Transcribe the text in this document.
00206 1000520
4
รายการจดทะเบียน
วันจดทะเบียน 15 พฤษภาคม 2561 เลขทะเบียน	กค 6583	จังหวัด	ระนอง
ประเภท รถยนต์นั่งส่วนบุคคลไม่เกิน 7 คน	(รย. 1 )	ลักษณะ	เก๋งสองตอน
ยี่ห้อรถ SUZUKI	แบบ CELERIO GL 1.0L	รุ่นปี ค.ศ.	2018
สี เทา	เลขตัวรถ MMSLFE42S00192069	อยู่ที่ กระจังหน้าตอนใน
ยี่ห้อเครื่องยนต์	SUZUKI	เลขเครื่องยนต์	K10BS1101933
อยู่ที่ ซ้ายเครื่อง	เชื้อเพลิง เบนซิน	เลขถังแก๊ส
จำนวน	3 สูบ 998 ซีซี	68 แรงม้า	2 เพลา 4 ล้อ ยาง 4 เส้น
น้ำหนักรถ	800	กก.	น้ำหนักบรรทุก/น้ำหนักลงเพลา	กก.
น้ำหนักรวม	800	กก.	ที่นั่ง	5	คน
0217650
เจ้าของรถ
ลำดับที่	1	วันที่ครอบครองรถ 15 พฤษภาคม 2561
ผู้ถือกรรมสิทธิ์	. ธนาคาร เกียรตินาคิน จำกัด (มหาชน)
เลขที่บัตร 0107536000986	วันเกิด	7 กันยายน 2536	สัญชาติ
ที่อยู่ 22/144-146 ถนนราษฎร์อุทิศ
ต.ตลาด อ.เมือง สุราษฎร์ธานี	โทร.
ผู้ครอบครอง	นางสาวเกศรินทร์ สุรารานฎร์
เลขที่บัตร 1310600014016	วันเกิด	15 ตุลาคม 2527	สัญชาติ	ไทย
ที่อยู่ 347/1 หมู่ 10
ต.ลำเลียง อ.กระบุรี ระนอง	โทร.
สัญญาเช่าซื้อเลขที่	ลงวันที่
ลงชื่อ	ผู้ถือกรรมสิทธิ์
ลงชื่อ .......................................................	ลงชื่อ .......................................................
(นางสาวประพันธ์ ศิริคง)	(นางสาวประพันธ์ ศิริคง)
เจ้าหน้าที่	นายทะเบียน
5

------

The entries above must be returned in full, exactly as shown.

Transcribe the text in this document.
00206 1000520
4
รายการจดทะเบียน
วันจดทะเบียน 15 พฤษภาคม 2561 เลขทะเบียน	กค 6583	จังหวัด	ระนอง
ประเภท รถยนต์นั่งส่วนบุคคลไม่เกิน 7 คน	(รย. 1 )	ลักษณะ	เก๋งสองตอน
ยี่ห้อรถ SUZUKI	แบบ CELERIO GL 1.0L	รุ่นปี ค.ศ.	2018
สี เทา	เลขตัวรถ MMSLFE42S00192069	อยู่ที่ กระจังหน้าตอนใน
ยี่ห้อเครื่องยนต์	SUZUKI	เลขเครื่องยนต์	K10BS1101933
อยู่ที่ ซ้ายเครื่อง	เชื้อเพลิง เบนซิน	เลขถังแก๊ส
จำนวน	3 สูบ 998 ซีซี	68 แรงม้า	2 เพลา 4 ล้อ ยาง 4 เส้น
น้ำหนักรถ	800	กก.	น้ำหนักบรรทุก/น้ำหนักลงเพลา	กก.
น้ำหนักรวม	800	กก.	ที่นั่ง	5	คน
0217650
เจ้าของรถ
ลำดับที่	1	วันที่ครอบครองรถ 15 พฤษภาคม 2561
ผู้ถือกรรมสิทธิ์	. ธนาคาร เกียรตินาคิน จำกัด (มหาชน)
เลขที่บัตร 0107536000986	วันเกิด	7 กันยายน 2536	สัญชาติ
ที่อยู่ 22/144-146 ถนนราษฎร์อุทิศ
ต.ตลาด อ.เมือง สุราษฎร์ธานี	โทร.
ผู้ครอบครอง	นางสาวเกศรินทร์ สุรารานฎร์
เลขที่บัตร 1310600014016	วันเกิด	15 ตุลาคม 2527	สัญชาติ	ไทย
ที่อยู่ 347/1 หมู่ 10
ต.ลำเลียง อ.กระบุรี ระนอง	โทร.
สัญญาเช่าซื้อเลขที่	ลงวันที่
ลงชื่อ	ผู้ถือกรรมสิทธิ์
ลงชื่อ .......................................................	ลงชื่อ .......................................................
(นางสาวประพันธ์ ศิริคง)	(นางสาวประพันธ์ ศิริคง)
เจ้าหน้าที่	นายทะเบียน
5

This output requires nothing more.